Copy out each line below that has the word "loan" in it.

INPUT DATA start

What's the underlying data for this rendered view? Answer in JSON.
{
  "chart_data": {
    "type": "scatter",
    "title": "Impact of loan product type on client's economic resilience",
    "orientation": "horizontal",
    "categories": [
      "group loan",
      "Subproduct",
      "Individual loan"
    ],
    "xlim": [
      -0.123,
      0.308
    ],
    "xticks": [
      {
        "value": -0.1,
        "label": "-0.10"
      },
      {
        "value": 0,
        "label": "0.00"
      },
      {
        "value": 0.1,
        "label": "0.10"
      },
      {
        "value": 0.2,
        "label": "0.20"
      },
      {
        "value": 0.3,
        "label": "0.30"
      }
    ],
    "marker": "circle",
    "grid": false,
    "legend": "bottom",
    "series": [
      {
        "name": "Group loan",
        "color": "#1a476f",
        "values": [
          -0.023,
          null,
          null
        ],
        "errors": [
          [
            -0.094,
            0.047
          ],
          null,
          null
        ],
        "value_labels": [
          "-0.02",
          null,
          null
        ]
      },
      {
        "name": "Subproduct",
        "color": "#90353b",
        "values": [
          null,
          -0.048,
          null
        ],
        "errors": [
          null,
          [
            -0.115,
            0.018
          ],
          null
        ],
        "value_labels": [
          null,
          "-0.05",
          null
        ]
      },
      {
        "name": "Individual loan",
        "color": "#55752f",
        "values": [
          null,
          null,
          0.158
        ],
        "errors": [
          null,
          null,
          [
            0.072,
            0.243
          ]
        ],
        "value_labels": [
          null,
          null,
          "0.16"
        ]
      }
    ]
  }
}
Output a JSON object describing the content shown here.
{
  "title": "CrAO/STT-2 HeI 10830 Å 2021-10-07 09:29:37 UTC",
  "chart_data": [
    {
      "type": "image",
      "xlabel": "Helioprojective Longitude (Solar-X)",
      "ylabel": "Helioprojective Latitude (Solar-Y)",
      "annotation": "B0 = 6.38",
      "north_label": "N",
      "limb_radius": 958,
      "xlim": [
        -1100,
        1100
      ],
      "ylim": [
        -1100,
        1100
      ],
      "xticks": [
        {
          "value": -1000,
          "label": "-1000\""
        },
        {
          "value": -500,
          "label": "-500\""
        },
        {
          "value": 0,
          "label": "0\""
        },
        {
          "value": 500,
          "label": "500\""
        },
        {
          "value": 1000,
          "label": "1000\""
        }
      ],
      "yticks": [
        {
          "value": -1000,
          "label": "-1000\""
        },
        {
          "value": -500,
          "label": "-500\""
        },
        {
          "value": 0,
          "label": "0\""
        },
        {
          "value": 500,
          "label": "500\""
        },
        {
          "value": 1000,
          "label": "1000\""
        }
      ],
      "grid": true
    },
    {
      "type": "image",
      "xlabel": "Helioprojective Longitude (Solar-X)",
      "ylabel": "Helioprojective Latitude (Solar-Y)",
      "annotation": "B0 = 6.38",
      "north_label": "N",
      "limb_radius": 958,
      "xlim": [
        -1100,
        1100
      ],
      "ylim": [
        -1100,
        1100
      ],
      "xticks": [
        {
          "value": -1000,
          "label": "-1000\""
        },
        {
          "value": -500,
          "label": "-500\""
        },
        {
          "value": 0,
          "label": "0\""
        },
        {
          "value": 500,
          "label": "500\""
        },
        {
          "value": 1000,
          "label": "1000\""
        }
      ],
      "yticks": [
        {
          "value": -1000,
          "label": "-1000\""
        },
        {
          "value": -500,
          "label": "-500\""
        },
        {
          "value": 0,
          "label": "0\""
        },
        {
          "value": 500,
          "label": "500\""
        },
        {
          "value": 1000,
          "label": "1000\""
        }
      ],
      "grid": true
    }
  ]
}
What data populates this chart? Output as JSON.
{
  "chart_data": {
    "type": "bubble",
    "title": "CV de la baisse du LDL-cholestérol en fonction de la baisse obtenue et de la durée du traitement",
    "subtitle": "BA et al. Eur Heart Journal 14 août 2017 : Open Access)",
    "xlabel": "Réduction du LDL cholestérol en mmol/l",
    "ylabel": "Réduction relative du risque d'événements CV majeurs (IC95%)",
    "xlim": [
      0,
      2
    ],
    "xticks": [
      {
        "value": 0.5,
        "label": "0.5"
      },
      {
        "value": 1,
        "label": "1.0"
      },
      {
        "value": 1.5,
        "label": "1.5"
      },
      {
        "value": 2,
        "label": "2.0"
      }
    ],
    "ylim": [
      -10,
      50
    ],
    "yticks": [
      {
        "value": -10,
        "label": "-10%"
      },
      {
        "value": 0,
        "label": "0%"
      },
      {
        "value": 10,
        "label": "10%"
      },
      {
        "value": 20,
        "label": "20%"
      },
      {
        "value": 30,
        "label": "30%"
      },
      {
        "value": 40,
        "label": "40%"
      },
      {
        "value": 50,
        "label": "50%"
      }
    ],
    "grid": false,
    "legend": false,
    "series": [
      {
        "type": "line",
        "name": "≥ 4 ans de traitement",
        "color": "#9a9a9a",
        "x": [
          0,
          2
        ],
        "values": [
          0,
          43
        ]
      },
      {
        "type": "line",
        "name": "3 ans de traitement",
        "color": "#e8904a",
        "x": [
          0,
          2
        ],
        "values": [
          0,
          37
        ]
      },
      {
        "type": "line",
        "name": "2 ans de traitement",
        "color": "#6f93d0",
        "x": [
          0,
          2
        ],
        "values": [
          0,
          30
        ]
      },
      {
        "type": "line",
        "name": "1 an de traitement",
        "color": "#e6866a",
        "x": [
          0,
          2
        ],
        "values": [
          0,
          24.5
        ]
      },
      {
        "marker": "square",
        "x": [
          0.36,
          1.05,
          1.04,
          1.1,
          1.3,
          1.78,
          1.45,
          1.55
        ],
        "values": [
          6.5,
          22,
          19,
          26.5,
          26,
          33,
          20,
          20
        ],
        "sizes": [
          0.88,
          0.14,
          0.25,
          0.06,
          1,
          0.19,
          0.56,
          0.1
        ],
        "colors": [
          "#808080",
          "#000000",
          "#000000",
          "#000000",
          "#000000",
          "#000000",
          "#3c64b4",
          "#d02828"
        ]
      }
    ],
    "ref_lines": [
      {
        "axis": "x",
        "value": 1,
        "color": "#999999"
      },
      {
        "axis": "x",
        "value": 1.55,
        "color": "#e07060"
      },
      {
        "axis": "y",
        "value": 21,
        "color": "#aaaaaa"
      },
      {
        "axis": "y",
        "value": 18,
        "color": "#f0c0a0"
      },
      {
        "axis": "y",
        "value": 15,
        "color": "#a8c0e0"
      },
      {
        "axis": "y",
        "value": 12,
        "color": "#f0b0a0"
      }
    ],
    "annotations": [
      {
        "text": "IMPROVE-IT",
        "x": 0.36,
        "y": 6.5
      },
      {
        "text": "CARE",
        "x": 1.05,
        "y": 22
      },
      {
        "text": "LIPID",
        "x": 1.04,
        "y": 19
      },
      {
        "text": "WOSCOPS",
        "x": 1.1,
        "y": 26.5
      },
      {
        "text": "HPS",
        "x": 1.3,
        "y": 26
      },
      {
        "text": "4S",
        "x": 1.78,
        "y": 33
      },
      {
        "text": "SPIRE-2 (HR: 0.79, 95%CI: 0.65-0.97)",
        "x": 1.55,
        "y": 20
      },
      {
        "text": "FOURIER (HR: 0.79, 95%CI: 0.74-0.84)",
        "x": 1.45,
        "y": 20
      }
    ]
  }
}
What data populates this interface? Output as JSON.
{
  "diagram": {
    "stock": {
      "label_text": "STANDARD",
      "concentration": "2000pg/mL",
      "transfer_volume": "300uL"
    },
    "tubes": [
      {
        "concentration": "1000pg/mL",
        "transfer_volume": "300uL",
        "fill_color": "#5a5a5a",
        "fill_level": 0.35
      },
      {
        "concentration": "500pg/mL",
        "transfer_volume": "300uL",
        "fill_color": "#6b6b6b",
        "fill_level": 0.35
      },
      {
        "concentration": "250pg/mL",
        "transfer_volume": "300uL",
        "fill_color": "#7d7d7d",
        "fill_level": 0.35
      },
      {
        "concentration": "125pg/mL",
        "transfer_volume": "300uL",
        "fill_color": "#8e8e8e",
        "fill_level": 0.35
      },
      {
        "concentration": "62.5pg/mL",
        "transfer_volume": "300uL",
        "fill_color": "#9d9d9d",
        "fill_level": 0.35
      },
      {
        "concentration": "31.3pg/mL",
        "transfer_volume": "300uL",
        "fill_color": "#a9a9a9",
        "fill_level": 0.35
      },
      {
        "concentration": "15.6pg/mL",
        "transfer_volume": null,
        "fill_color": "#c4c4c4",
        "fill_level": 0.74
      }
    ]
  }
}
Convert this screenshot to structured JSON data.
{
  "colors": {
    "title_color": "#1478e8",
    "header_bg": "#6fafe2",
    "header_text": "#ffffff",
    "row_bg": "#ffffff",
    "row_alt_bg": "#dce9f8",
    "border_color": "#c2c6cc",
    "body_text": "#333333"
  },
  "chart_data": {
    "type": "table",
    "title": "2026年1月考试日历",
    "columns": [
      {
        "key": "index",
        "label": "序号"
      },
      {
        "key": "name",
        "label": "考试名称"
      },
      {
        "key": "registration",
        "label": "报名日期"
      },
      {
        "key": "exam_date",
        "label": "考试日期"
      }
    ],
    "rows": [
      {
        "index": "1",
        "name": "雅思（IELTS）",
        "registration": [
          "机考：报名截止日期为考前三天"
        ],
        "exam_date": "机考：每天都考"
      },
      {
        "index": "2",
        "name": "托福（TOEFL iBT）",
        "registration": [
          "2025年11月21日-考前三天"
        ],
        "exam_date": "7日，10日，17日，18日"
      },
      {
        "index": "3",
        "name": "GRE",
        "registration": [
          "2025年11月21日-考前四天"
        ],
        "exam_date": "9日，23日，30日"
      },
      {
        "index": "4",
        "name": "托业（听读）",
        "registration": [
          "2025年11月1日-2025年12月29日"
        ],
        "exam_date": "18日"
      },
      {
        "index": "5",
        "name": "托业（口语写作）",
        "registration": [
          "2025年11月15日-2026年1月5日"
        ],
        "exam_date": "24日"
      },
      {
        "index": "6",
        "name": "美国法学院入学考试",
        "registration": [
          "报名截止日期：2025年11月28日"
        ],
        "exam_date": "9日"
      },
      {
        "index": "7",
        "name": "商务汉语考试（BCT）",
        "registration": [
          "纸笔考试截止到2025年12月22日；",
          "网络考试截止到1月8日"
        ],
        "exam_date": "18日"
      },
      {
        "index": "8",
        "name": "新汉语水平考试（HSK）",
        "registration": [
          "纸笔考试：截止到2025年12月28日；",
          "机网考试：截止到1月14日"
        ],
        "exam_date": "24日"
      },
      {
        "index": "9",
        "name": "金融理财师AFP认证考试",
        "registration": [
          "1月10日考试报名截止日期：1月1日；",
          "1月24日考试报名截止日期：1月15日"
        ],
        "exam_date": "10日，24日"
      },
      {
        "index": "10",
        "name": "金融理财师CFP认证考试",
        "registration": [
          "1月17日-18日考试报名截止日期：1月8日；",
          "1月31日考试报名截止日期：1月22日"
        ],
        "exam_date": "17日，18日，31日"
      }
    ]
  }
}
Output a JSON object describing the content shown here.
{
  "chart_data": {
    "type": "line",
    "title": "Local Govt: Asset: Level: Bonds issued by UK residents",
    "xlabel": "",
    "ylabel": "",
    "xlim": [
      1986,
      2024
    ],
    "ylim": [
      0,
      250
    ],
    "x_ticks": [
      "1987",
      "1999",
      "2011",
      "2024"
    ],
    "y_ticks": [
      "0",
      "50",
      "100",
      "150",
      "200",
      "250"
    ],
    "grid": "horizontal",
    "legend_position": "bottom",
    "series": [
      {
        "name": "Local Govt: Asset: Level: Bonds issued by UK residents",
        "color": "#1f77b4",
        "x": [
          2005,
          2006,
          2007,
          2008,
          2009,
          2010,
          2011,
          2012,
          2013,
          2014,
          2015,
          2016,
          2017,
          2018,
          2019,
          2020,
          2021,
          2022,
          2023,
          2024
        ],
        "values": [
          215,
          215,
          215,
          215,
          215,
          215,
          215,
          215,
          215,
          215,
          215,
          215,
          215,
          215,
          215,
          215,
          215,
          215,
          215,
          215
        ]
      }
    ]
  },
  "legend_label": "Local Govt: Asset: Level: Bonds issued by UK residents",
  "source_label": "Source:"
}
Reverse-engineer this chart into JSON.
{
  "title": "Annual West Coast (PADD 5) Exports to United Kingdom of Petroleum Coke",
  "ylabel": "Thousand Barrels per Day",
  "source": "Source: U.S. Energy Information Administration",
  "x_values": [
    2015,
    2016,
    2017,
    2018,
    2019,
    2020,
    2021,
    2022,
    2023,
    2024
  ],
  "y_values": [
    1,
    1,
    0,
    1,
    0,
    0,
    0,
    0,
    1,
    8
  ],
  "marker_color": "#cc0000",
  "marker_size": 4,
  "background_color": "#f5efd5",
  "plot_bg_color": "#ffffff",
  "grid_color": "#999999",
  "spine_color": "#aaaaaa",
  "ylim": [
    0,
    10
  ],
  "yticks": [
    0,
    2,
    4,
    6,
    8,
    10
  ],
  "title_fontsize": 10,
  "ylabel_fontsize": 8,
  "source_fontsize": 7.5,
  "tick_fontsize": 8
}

INPUT DATA end

**EXERCISE SOLUTION**.
    "title": "Impact of loan product type on client's economic resilience",
      "group loan",
      "Individual loan"
        "name": "Group loan",
        "name": "Individual loan",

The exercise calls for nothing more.